Element box annotations
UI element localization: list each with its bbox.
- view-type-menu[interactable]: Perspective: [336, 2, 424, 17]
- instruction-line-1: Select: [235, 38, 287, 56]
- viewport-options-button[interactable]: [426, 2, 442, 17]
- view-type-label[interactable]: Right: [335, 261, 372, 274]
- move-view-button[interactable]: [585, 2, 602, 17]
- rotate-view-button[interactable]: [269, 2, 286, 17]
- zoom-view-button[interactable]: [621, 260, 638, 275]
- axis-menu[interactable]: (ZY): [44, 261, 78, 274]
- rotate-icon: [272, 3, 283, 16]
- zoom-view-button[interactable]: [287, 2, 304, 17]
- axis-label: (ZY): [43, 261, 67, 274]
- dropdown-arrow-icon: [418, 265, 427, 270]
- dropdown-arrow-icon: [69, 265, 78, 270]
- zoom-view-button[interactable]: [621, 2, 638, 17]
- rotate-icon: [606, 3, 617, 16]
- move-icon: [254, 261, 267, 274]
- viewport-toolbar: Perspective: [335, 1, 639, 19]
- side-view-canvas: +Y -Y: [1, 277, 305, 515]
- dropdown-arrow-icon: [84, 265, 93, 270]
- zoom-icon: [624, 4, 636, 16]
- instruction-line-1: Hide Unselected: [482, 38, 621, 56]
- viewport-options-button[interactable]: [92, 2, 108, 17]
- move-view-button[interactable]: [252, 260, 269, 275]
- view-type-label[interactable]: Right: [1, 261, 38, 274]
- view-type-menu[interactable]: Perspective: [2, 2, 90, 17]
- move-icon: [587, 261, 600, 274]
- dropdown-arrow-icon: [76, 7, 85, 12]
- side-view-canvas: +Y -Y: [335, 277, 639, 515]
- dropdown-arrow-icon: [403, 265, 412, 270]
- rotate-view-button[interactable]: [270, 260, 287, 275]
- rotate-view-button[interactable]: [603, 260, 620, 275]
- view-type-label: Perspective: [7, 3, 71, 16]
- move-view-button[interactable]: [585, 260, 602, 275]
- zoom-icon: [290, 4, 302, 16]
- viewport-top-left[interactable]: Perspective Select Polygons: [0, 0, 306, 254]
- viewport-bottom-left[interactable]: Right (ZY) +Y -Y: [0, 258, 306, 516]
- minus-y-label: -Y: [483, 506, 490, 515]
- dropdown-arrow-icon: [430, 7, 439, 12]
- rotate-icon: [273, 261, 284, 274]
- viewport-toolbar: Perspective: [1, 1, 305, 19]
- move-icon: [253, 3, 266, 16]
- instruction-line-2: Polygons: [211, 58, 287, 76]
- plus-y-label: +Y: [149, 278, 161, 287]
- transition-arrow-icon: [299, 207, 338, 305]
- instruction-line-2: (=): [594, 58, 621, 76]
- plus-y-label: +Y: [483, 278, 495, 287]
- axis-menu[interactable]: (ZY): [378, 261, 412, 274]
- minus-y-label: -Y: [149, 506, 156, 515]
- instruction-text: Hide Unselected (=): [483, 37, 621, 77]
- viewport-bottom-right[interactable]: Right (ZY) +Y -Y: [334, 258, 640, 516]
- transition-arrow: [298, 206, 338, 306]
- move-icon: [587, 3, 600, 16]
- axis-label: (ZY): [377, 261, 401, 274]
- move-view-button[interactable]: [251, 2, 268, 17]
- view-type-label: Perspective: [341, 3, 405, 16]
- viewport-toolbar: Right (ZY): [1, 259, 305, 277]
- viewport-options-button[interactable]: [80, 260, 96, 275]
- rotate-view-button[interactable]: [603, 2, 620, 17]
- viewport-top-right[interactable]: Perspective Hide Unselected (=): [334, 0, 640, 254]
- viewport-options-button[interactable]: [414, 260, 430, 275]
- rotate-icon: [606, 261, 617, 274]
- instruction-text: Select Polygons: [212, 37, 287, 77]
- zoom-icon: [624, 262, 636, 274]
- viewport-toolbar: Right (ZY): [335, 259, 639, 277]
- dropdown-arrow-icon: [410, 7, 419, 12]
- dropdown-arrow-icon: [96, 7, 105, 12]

REQUIRED WORK
Return all of the data above line for line, unchanged.

FINAL RESULT
UI element localization: list each with its bbox.
- view-type-menu[interactable]: Perspective: [336, 2, 424, 17]
- instruction-line-1: Select: [235, 38, 287, 56]
- viewport-options-button[interactable]: [426, 2, 442, 17]
- view-type-label[interactable]: Right: [335, 261, 372, 274]
- move-view-button[interactable]: [585, 2, 602, 17]
- rotate-view-button[interactable]: [269, 2, 286, 17]
- zoom-view-button[interactable]: [621, 260, 638, 275]
- axis-menu[interactable]: (ZY): [44, 261, 78, 274]
- rotate-icon: [272, 3, 283, 16]
- zoom-view-button[interactable]: [287, 2, 304, 17]
- axis-label: (ZY): [43, 261, 67, 274]
- dropdown-arrow-icon: [418, 265, 427, 270]
- dropdown-arrow-icon: [69, 265, 78, 270]
- zoom-view-button[interactable]: [621, 2, 638, 17]
- rotate-icon: [606, 3, 617, 16]
- move-icon: [254, 261, 267, 274]
- viewport-toolbar: Perspective: [335, 1, 639, 19]
- side-view-canvas: +Y -Y: [1, 277, 305, 515]
- dropdown-arrow-icon: [84, 265, 93, 270]
- zoom-icon: [624, 4, 636, 16]
- instruction-line-1: Hide Unselected: [482, 38, 621, 56]
- viewport-options-button[interactable]: [92, 2, 108, 17]
- move-view-button[interactable]: [252, 260, 269, 275]
- view-type-label[interactable]: Right: [1, 261, 38, 274]
- view-type-menu[interactable]: Perspective: [2, 2, 90, 17]
- move-icon: [587, 261, 600, 274]
- dropdown-arrow-icon: [76, 7, 85, 12]
- side-view-canvas: +Y -Y: [335, 277, 639, 515]
- dropdown-arrow-icon: [403, 265, 412, 270]
- rotate-view-button[interactable]: [270, 260, 287, 275]
- rotate-view-button[interactable]: [603, 260, 620, 275]
- view-type-label: Perspective: [7, 3, 71, 16]
- move-view-button[interactable]: [585, 260, 602, 275]
- zoom-icon: [290, 4, 302, 16]
- viewport-top-left[interactable]: Perspective Select Polygons: [0, 0, 306, 254]
- viewport-bottom-left[interactable]: Right (ZY) +Y -Y: [0, 258, 306, 516]
- minus-y-label: -Y: [483, 506, 490, 515]
- dropdown-arrow-icon: [430, 7, 439, 12]
- rotate-icon: [273, 261, 284, 274]
- viewport-toolbar: Perspective: [1, 1, 305, 19]
- move-icon: [253, 3, 266, 16]
- instruction-line-2: Polygons: [211, 58, 287, 76]
- plus-y-label: +Y: [149, 278, 161, 287]
- transition-arrow-icon: [299, 207, 338, 305]
- instruction-line-2: (=): [594, 58, 621, 76]
- plus-y-label: +Y: [483, 278, 495, 287]
- axis-menu[interactable]: (ZY): [378, 261, 412, 274]
- minus-y-label: -Y: [149, 506, 156, 515]
- instruction-text: Hide Unselected (=): [483, 37, 621, 77]
- viewport-bottom-right[interactable]: Right (ZY) +Y -Y: [334, 258, 640, 516]
- transition-arrow: [298, 206, 338, 306]
- move-icon: [587, 3, 600, 16]
- axis-label: (ZY): [377, 261, 401, 274]
- move-view-button[interactable]: [251, 2, 268, 17]
- view-type-label: Perspective: [341, 3, 405, 16]
- viewport-toolbar: Right (ZY): [1, 259, 305, 277]
- viewport-options-button[interactable]: [80, 260, 96, 275]
- rotate-view-button[interactable]: [603, 2, 620, 17]
- viewport-top-right[interactable]: Perspective Hide Unselected (=): [334, 0, 640, 254]
- viewport-options-button[interactable]: [414, 260, 430, 275]
- rotate-icon: [606, 261, 617, 274]
- instruction-text: Select Polygons: [212, 37, 287, 77]
- zoom-icon: [624, 262, 636, 274]
- viewport-toolbar: Right (ZY): [335, 259, 639, 277]
- dropdown-arrow-icon: [410, 7, 419, 12]
- dropdown-arrow-icon: [96, 7, 105, 12]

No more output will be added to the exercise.